TASK INSTRUCTIONS
Read the entries below and pull out each line with the string "JSON".

ENTRIES
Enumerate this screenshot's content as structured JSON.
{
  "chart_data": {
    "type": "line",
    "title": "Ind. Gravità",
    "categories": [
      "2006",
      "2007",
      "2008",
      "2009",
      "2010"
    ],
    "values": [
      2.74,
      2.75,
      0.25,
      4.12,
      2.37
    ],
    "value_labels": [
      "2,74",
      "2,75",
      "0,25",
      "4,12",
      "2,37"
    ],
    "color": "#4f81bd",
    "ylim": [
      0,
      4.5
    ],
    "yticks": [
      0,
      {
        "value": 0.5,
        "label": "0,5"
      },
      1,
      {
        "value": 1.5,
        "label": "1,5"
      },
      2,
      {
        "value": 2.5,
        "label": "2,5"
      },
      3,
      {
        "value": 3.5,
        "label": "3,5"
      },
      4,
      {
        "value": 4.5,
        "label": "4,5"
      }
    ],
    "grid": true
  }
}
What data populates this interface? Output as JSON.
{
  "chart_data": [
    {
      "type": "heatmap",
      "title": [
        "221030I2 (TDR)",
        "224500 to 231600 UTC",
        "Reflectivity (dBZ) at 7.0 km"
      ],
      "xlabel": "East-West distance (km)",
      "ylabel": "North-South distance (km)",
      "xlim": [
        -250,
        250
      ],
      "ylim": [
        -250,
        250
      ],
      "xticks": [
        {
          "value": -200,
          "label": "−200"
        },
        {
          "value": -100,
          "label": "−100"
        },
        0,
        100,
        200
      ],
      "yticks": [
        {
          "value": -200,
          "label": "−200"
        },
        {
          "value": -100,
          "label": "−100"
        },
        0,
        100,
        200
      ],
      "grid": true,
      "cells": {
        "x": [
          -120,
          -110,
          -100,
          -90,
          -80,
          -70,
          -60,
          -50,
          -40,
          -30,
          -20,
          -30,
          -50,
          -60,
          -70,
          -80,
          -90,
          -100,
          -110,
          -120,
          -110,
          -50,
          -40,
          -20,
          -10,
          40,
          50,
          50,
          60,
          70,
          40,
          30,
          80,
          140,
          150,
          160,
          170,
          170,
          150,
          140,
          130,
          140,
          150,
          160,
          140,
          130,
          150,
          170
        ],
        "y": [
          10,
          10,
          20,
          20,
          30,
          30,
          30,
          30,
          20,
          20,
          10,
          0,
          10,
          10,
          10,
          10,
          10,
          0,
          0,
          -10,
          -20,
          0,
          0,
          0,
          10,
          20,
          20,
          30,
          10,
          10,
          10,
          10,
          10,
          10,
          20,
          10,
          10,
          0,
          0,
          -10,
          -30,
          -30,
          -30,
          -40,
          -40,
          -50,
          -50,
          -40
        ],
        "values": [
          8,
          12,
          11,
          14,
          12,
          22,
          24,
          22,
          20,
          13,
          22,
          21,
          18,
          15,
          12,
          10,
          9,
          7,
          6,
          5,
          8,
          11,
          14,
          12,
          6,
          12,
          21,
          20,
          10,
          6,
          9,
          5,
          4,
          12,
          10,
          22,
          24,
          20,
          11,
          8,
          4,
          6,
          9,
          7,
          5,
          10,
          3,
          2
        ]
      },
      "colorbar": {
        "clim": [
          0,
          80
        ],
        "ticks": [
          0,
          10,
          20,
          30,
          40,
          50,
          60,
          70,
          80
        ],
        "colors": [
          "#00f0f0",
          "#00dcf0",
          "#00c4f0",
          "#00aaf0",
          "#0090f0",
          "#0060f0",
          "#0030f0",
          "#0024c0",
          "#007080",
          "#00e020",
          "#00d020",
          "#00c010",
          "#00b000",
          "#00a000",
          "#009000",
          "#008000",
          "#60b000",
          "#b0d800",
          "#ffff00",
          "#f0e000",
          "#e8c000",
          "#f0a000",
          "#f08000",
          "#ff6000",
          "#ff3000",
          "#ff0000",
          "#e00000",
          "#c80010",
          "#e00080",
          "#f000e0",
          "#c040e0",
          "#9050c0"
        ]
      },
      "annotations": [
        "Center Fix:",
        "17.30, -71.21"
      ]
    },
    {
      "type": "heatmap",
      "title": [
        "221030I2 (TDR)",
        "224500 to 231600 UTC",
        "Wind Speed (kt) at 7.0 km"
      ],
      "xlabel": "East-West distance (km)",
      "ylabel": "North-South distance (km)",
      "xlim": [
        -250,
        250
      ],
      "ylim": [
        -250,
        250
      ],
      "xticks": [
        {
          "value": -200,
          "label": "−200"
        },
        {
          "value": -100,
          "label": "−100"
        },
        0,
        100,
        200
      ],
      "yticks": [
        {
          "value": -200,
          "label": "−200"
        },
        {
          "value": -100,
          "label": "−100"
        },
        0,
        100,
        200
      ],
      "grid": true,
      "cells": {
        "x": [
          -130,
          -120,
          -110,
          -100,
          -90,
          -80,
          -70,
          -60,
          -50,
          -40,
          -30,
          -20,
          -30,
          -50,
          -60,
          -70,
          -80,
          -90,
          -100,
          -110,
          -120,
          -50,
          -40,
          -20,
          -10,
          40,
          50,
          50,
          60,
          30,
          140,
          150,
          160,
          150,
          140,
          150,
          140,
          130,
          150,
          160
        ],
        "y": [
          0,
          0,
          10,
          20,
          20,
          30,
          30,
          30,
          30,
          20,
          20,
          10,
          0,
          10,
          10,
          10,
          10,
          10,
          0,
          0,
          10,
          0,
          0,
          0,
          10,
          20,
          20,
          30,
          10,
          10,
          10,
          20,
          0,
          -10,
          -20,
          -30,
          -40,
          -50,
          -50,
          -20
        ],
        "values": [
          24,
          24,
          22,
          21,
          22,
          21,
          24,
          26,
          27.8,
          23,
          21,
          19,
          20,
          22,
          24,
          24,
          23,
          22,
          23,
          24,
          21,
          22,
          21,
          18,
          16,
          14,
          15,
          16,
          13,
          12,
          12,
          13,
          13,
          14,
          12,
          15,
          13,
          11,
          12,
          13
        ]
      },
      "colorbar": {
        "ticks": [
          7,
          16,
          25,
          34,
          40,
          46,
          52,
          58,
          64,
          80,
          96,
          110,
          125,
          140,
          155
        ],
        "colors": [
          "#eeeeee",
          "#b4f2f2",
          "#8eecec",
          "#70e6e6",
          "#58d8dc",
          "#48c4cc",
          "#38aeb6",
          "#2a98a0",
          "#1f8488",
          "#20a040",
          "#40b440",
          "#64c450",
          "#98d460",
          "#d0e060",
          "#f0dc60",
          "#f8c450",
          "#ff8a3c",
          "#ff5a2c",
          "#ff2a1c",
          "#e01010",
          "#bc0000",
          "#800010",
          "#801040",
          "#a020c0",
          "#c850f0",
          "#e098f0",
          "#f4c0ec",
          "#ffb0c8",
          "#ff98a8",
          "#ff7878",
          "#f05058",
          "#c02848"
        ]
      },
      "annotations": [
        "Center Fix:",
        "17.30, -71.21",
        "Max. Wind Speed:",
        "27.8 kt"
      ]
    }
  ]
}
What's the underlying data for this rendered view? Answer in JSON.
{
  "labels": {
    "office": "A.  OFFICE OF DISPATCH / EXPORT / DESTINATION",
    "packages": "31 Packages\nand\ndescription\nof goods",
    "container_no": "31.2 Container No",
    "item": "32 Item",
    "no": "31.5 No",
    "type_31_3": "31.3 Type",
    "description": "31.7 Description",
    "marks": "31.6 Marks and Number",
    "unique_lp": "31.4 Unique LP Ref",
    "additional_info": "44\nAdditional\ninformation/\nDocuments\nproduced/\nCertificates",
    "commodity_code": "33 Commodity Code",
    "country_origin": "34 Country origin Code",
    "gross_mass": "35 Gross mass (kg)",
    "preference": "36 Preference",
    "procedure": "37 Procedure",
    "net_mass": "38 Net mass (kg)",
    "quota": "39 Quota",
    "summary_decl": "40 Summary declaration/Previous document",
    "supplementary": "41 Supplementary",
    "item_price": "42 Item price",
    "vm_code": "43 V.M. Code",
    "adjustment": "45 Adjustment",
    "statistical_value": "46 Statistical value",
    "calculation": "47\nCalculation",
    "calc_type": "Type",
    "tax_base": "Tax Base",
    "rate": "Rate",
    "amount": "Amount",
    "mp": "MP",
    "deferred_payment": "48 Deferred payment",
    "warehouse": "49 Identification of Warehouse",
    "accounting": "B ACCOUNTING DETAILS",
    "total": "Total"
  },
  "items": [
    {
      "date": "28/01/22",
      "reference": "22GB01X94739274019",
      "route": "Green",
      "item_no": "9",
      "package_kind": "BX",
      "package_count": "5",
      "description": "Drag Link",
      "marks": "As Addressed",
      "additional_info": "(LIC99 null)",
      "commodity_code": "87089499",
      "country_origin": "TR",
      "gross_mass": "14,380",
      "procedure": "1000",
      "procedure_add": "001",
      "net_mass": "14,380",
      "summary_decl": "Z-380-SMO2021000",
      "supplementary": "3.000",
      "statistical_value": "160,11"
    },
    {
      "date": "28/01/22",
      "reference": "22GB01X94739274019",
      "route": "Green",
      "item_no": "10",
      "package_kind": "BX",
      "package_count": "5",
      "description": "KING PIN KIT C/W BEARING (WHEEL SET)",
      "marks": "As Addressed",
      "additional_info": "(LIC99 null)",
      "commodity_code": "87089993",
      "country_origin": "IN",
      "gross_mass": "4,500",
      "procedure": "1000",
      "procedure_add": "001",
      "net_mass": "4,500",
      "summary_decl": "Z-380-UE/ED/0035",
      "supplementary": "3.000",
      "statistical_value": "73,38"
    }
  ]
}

COMPLETE ANSWER
Enumerate this screenshot's content as structured JSON.
What data populates this interface? Output as JSON.
What's the underlying data for this rendered view? Answer in JSON.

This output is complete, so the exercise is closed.